## Aim
List all the lines in these records that hold "oparte".

## Dataset items
Start
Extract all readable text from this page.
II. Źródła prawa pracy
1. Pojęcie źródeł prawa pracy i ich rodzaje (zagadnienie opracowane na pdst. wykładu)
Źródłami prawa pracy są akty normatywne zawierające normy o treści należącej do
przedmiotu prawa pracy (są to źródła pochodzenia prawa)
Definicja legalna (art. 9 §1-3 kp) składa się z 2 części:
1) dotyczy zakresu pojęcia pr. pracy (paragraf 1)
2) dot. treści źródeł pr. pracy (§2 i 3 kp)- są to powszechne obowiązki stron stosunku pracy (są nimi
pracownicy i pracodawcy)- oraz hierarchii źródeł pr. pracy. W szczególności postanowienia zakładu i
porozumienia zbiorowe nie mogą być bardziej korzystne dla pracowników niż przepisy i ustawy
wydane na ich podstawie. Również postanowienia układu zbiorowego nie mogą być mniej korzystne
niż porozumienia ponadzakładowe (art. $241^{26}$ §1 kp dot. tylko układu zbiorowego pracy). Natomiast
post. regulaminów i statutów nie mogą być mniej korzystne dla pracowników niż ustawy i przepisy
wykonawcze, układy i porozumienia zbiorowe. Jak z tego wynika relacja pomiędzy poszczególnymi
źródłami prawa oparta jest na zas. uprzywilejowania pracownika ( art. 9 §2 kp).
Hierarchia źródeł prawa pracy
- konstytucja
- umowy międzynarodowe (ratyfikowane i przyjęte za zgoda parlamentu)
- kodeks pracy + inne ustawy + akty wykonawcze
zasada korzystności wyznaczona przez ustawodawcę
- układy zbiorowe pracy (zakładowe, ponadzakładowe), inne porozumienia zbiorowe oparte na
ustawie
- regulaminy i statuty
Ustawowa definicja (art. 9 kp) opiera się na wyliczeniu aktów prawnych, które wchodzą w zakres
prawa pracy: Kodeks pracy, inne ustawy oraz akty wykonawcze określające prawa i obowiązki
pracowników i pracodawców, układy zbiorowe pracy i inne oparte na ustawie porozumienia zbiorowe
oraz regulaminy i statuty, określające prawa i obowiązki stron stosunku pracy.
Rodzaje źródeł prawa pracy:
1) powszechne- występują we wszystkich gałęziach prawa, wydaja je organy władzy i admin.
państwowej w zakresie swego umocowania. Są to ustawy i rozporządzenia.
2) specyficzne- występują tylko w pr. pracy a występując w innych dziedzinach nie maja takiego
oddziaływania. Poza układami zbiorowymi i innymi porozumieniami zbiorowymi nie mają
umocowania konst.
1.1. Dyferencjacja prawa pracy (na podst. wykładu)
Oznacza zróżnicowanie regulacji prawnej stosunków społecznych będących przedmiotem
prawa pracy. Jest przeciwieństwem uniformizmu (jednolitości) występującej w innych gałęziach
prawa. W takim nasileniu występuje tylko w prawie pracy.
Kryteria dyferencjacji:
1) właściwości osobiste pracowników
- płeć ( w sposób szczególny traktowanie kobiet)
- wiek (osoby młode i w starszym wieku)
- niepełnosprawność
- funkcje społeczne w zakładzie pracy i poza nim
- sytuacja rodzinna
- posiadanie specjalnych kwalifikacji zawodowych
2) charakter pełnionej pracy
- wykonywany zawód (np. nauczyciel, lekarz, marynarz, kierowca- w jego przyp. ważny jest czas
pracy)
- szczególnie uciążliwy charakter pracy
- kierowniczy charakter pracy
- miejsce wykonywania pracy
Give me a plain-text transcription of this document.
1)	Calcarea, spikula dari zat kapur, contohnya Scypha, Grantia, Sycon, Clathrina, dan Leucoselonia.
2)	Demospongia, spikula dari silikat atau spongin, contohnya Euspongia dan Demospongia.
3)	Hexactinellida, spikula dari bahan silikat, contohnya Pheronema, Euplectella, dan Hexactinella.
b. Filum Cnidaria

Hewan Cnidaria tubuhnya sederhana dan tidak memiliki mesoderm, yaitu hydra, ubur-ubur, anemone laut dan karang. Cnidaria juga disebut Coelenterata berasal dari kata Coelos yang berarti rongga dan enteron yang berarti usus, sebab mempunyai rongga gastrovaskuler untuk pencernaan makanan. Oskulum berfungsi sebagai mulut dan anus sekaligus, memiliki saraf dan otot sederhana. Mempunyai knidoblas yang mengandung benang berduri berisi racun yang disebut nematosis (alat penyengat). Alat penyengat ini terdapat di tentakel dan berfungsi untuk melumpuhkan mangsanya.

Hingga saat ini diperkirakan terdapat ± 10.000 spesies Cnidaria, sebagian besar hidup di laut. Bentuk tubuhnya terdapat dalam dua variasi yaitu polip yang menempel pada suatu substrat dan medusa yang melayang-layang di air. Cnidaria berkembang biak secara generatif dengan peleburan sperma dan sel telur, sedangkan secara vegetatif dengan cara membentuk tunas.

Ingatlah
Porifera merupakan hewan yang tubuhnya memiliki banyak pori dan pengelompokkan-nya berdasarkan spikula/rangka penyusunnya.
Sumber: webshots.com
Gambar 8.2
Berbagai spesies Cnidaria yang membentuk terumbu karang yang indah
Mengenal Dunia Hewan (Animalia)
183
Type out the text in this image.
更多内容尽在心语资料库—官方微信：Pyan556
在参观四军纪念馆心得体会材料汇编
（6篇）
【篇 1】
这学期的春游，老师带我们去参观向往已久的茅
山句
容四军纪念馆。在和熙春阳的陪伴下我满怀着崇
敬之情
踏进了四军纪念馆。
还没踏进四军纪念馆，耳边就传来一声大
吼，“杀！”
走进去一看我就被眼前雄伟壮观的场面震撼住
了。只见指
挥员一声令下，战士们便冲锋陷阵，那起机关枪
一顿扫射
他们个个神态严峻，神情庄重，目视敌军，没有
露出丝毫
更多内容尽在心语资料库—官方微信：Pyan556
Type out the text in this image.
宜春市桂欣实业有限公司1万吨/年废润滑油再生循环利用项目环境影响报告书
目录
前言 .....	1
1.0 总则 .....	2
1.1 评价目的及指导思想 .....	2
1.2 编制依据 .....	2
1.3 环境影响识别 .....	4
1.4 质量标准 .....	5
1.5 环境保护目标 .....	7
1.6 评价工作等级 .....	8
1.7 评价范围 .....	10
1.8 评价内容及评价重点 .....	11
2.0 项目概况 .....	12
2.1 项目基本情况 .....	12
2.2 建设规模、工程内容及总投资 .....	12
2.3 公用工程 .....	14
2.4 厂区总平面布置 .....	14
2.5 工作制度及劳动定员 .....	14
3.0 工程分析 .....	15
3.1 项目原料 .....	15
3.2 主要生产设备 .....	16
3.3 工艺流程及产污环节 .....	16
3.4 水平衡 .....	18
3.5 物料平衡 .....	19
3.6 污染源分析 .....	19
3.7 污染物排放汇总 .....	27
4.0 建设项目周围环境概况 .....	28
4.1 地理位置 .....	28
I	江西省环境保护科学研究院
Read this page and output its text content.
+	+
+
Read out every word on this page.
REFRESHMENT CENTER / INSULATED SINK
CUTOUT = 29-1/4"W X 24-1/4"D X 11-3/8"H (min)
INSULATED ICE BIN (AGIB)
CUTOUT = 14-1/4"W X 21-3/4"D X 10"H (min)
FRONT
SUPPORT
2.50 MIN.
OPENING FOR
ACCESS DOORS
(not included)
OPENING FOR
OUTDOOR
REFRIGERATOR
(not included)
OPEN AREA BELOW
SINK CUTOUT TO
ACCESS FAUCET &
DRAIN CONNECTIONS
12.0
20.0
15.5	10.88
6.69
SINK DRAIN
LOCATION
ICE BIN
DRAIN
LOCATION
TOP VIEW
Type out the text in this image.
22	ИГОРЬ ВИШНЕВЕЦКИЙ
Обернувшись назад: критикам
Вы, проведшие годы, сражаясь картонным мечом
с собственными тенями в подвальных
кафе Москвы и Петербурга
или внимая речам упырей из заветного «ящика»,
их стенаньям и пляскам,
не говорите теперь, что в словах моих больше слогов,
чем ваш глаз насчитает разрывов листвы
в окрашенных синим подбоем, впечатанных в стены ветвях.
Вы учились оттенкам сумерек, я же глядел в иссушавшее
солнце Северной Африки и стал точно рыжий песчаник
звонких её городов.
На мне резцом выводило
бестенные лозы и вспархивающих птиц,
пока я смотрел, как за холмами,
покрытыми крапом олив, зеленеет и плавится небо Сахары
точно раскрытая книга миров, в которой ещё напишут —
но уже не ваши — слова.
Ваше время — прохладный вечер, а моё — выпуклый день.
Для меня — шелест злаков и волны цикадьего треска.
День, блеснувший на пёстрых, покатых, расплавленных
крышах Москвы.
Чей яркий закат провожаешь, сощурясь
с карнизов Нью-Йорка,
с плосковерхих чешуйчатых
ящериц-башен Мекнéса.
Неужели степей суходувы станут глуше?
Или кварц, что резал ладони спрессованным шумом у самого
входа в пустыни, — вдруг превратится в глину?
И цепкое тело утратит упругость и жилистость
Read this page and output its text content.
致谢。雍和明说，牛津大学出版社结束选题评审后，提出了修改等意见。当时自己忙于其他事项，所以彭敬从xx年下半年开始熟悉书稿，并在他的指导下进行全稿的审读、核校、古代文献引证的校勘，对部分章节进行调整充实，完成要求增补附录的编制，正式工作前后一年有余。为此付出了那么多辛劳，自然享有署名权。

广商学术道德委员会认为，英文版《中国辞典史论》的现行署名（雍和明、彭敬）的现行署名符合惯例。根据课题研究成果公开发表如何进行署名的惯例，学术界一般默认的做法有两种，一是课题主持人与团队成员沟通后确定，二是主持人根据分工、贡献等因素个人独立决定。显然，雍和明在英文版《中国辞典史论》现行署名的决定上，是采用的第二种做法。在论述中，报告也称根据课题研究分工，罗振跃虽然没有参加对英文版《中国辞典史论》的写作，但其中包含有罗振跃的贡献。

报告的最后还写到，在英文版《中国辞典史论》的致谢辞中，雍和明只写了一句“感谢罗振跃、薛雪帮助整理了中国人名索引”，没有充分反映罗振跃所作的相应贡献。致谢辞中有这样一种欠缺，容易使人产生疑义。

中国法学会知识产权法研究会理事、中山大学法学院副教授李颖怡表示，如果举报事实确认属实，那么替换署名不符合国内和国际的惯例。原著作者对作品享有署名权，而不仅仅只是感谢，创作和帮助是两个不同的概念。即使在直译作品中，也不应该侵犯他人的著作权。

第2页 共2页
End
## Solution to the problem
- układy zbiorowe pracy (zakładowe, ponadzakładowe), inne porozumienia zbiorowe oparte na
pracowników i pracodawców, układy zbiorowe pracy i inne oparte na ustawie porozumienia zbiorowe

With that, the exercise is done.